Saved data entries:
------------

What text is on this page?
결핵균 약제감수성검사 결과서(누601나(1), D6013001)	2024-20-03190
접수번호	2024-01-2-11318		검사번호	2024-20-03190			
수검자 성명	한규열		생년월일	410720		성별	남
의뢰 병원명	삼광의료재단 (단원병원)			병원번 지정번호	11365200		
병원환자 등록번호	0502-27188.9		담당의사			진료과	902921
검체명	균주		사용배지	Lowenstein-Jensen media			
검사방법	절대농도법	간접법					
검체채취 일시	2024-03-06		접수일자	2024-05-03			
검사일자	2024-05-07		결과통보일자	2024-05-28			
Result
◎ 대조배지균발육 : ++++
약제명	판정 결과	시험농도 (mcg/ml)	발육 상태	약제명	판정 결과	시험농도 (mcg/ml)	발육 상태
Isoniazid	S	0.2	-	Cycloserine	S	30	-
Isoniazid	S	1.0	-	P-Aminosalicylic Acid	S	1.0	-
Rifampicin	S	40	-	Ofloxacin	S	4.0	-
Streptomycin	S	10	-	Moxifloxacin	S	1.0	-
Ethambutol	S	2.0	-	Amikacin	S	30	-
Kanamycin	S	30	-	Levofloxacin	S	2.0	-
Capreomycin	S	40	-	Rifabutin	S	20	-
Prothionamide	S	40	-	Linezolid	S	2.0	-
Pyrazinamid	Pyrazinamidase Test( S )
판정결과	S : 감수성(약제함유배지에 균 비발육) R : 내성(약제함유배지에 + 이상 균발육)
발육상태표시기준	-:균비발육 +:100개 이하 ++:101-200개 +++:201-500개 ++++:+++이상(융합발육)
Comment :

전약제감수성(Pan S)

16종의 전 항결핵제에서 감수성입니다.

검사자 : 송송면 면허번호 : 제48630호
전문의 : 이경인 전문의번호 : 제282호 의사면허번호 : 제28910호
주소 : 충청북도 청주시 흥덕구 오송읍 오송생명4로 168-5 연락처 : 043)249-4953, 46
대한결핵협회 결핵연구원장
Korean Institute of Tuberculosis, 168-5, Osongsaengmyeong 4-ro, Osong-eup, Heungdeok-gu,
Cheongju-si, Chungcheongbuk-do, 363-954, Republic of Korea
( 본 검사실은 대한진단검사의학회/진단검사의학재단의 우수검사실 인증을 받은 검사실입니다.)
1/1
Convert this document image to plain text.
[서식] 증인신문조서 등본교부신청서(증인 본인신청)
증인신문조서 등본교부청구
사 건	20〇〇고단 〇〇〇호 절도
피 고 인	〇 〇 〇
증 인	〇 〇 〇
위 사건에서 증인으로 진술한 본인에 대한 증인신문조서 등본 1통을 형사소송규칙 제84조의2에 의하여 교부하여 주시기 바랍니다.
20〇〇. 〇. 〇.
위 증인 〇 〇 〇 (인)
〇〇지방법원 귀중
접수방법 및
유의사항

------------

From the listing above, reproduce all the lines exactly.

What text is on this page?
결핵균 약제감수성검사 결과서(누601나(1), D6013001)	2024-20-03190
접수번호	2024-01-2-11318		검사번호	2024-20-03190			
수검자 성명	한규열		생년월일	410720		성별	남
의뢰 병원명	삼광의료재단 (단원병원)			병원번 지정번호	11365200		
병원환자 등록번호	0502-27188.9		담당의사			진료과	902921
검체명	균주		사용배지	Lowenstein-Jensen media			
검사방법	절대농도법	간접법					
검체채취 일시	2024-03-06		접수일자	2024-05-03			
검사일자	2024-05-07		결과통보일자	2024-05-28			
Result
◎ 대조배지균발육 : ++++
약제명	판정 결과	시험농도 (mcg/ml)	발육 상태	약제명	판정 결과	시험농도 (mcg/ml)	발육 상태
Isoniazid	S	0.2	-	Cycloserine	S	30	-
Isoniazid	S	1.0	-	P-Aminosalicylic Acid	S	1.0	-
Rifampicin	S	40	-	Ofloxacin	S	4.0	-
Streptomycin	S	10	-	Moxifloxacin	S	1.0	-
Ethambutol	S	2.0	-	Amikacin	S	30	-
Kanamycin	S	30	-	Levofloxacin	S	2.0	-
Capreomycin	S	40	-	Rifabutin	S	20	-
Prothionamide	S	40	-	Linezolid	S	2.0	-
Pyrazinamid	Pyrazinamidase Test( S )
판정결과	S : 감수성(약제함유배지에 균 비발육) R : 내성(약제함유배지에 + 이상 균발육)
발육상태표시기준	-:균비발육 +:100개 이하 ++:101-200개 +++:201-500개 ++++:+++이상(융합발육)
Comment :

전약제감수성(Pan S)

16종의 전 항결핵제에서 감수성입니다.

검사자 : 송송면 면허번호 : 제48630호
전문의 : 이경인 전문의번호 : 제282호 의사면허번호 : 제28910호
주소 : 충청북도 청주시 흥덕구 오송읍 오송생명4로 168-5 연락처 : 043)249-4953, 46
대한결핵협회 결핵연구원장
Korean Institute of Tuberculosis, 168-5, Osongsaengmyeong 4-ro, Osong-eup, Heungdeok-gu,
Cheongju-si, Chungcheongbuk-do, 363-954, Republic of Korea
( 본 검사실은 대한진단검사의학회/진단검사의학재단의 우수검사실 인증을 받은 검사실입니다.)
1/1
Convert this document image to plain text.
[서식] 증인신문조서 등본교부신청서(증인 본인신청)
증인신문조서 등본교부청구
사 건	20〇〇고단 〇〇〇호 절도
피 고 인	〇 〇 〇
증 인	〇 〇 〇
위 사건에서 증인으로 진술한 본인에 대한 증인신문조서 등본 1통을 형사소송규칙 제84조의2에 의하여 교부하여 주시기 바랍니다.
20〇〇. 〇. 〇.
위 증인 〇 〇 〇 (인)
〇〇지방법원 귀중
접수방법 및
유의사항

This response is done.